◆ Set of tasks:
#1 In the Teju Cole interview, who does Cole name as the master of using an essayistic voice in fiction?
#2 Translate this sentence from the Teju Cole interview into Spanish: "It becomes a way of exploring other ways that things could be, other thoughts that you might have."
#3 Carry the Teju Cole interview forward from its final line.

◆ Text section:
The Millions: You maintain an essayistic voice in both your novels. You have more freedom with that essayistic voice in a novel than you would in an essay, because you are not as responsible for the ideas that are presented.
Teju Cole: I think that’s right. It becomes a way of exploring other ways that things could be, other thoughts that you might have. The master of this is Coetzee.
TM: You are talking about Elizabeth Costello.
[On the camera.] I’m having such a day with this. Why?
And I think that’s interesting, because it actually allows us to confront those ideas in a way that if someone gave a talk about them from their own reasonable or defensive point of view it would not be as provocative or would not get as far with it. Don’t you agree?
TM: I don’t know if I do. With an essay, you are putting much more on the line by saying, “This is what I’m saying. This is who I am.” When you put those ideas in a character, it’s an act of ventriloquism.

Entries drawn from a collection

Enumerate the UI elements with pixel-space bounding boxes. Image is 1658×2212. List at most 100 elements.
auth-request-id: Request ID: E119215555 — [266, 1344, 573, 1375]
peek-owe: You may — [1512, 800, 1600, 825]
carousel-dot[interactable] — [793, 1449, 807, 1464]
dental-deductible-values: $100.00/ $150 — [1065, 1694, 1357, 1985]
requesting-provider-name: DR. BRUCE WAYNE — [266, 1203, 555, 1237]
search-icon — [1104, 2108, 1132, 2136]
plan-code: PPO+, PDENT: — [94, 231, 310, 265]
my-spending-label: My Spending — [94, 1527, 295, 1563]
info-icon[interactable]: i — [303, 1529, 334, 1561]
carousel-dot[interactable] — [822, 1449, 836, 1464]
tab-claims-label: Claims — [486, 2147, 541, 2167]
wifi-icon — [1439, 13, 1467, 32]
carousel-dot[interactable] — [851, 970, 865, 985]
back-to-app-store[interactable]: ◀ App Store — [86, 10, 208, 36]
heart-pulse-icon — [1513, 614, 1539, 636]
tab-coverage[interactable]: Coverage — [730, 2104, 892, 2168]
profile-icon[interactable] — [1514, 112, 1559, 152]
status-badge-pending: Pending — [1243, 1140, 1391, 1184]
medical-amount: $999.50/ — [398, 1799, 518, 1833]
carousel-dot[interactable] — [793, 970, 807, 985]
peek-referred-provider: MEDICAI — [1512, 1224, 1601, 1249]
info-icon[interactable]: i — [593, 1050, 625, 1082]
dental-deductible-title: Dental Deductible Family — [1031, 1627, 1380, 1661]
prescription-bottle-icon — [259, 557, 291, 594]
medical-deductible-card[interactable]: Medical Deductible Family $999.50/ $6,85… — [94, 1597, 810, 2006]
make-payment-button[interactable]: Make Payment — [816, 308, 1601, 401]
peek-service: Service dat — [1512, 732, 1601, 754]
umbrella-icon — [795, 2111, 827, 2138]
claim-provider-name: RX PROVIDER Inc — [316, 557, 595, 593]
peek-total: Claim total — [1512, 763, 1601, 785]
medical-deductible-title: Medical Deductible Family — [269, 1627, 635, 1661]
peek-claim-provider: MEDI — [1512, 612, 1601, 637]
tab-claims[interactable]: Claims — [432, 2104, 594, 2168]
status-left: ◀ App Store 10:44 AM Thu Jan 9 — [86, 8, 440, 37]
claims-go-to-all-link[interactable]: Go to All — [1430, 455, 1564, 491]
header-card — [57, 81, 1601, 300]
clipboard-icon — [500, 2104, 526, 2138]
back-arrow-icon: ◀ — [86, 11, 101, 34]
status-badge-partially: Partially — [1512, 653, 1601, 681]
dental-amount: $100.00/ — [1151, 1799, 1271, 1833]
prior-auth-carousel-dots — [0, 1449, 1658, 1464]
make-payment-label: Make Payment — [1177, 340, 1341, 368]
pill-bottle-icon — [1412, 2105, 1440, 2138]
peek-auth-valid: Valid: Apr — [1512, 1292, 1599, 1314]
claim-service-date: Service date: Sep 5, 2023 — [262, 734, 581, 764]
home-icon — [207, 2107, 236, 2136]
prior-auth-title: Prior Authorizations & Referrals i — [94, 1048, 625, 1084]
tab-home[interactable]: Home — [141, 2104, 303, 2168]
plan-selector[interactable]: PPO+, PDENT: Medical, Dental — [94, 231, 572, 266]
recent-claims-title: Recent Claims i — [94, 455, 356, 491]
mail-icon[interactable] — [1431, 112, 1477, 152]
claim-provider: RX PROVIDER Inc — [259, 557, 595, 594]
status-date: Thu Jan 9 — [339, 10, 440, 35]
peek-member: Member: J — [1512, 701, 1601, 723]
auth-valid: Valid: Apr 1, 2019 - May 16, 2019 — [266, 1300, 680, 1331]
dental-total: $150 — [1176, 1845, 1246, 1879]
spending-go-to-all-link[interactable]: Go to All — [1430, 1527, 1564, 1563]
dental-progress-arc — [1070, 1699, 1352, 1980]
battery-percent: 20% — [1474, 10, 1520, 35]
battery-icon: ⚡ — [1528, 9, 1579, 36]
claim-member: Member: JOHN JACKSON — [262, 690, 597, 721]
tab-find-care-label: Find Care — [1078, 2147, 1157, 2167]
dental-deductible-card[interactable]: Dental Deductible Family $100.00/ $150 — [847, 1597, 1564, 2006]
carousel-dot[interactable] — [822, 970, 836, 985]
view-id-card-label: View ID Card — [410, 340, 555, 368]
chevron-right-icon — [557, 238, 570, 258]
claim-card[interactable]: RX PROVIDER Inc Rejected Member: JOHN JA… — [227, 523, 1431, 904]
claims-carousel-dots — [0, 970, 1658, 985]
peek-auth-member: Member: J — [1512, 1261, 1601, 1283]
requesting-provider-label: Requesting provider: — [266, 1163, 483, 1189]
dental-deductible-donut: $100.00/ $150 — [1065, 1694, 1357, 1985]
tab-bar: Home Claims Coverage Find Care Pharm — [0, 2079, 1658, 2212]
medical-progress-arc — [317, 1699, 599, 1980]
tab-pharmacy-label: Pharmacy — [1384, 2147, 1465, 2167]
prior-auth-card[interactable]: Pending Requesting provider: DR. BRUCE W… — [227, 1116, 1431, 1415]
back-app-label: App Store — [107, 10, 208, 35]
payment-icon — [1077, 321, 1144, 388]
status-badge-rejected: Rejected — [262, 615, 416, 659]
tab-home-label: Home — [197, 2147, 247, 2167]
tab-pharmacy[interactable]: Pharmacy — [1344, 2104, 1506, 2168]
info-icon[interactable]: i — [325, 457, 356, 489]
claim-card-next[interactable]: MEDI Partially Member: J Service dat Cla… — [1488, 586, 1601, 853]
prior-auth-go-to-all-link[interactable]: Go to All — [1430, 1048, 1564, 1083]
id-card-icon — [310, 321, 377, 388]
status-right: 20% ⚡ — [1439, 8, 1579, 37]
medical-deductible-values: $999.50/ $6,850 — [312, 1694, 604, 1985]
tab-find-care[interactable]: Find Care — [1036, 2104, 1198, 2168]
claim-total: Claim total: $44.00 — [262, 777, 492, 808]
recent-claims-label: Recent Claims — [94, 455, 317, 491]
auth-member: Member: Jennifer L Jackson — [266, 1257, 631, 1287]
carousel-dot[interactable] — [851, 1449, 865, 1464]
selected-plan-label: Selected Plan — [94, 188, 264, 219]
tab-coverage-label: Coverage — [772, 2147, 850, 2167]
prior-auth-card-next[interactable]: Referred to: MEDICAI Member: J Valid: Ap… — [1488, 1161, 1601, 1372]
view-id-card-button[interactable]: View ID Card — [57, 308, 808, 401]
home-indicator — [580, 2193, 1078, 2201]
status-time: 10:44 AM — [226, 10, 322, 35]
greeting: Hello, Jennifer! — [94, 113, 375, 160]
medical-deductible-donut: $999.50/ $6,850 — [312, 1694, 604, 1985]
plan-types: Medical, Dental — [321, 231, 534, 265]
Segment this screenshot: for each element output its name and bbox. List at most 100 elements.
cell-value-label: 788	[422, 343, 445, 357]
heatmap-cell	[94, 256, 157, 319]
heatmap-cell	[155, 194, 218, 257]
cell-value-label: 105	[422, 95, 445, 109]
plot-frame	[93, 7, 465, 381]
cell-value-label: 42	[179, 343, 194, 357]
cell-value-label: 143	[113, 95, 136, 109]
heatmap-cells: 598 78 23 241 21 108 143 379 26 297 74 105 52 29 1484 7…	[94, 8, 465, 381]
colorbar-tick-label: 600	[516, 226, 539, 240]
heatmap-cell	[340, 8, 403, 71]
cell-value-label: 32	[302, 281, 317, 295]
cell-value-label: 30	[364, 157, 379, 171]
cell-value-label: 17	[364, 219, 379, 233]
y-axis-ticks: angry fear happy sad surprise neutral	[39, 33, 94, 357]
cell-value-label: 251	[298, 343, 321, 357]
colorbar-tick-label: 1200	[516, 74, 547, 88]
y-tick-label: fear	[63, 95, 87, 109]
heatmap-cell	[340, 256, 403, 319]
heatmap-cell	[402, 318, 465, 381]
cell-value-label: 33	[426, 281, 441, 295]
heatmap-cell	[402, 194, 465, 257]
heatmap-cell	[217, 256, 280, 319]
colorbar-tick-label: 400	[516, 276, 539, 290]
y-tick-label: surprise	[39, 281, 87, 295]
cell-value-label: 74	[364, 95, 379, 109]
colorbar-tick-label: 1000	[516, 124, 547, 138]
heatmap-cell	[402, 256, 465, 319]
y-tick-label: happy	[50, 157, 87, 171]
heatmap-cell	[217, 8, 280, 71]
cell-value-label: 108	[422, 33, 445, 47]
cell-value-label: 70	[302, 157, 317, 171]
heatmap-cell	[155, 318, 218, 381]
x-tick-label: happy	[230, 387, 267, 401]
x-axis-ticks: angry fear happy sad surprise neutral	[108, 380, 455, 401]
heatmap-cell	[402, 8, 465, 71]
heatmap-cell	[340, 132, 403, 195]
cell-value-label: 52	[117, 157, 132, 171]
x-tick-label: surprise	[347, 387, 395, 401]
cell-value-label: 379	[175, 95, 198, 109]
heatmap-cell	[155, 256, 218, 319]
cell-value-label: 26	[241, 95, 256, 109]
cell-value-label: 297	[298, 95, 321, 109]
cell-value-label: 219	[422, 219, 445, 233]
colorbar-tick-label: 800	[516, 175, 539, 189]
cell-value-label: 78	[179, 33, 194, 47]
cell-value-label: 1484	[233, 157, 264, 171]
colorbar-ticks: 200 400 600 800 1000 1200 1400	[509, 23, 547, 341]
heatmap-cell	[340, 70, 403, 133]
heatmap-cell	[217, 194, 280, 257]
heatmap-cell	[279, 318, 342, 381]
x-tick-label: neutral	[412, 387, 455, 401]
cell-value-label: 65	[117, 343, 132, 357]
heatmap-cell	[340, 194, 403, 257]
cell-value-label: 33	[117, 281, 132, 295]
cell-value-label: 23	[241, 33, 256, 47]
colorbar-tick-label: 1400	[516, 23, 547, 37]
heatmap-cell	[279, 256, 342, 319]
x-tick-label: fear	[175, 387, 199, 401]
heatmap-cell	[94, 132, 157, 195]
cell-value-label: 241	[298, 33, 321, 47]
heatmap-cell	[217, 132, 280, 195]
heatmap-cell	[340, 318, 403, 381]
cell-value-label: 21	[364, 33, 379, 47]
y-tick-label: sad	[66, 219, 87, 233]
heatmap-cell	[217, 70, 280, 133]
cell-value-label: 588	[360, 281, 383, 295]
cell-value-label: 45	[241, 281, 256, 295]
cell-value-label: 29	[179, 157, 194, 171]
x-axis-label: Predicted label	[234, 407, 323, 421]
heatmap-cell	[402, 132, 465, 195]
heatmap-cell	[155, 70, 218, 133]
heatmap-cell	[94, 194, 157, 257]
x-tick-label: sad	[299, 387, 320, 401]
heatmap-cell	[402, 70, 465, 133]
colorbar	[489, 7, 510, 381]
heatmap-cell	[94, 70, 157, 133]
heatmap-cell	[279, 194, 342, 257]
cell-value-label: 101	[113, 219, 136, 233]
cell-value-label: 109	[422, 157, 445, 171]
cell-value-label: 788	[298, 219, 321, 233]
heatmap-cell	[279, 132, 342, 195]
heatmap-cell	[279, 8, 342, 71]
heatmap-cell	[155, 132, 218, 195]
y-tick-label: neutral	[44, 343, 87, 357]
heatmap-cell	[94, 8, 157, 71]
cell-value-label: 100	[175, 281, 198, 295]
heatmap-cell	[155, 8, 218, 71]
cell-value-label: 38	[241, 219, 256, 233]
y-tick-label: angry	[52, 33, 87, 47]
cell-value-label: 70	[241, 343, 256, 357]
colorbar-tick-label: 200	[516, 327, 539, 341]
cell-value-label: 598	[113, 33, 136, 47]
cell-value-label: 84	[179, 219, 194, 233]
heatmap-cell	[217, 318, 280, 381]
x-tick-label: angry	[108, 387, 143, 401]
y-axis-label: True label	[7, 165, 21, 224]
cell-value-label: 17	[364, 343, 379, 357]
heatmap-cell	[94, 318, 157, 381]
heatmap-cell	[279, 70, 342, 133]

◆ Responses to the exercise:
#1 Coetzee

#2 Se convierte en una manera de explorar otras formas en que podrían ser las cosas, otros pensamientos que uno podría tener.

#3
TC: Precisely. But you never know [whether the character or the author is speaking.] And because you don’t know which that sets up an interesting tension between the reader, the author, and the narrator or the leading character. Personally, I find it very intriguing.
TM: Well, it may be one of the reasons why Proust lives on. We read these thoughts filtered through a narrator who is not Proust.
TC: But who may be close enough to being Proust that we’re not sure. And I’m especially interested in those characters who advance ideas that I would find less attractive or a bit less friendly.
[Fiddling with the camera.] I’m sorry. I’m not distracted, but I’m being mechanical and I’m listening to you.
TM: You had a line at the beginning of your essay “The White Savior Industrial Complex” that a good novel does not have a point. How does that apply to the essay as it compares to the novel?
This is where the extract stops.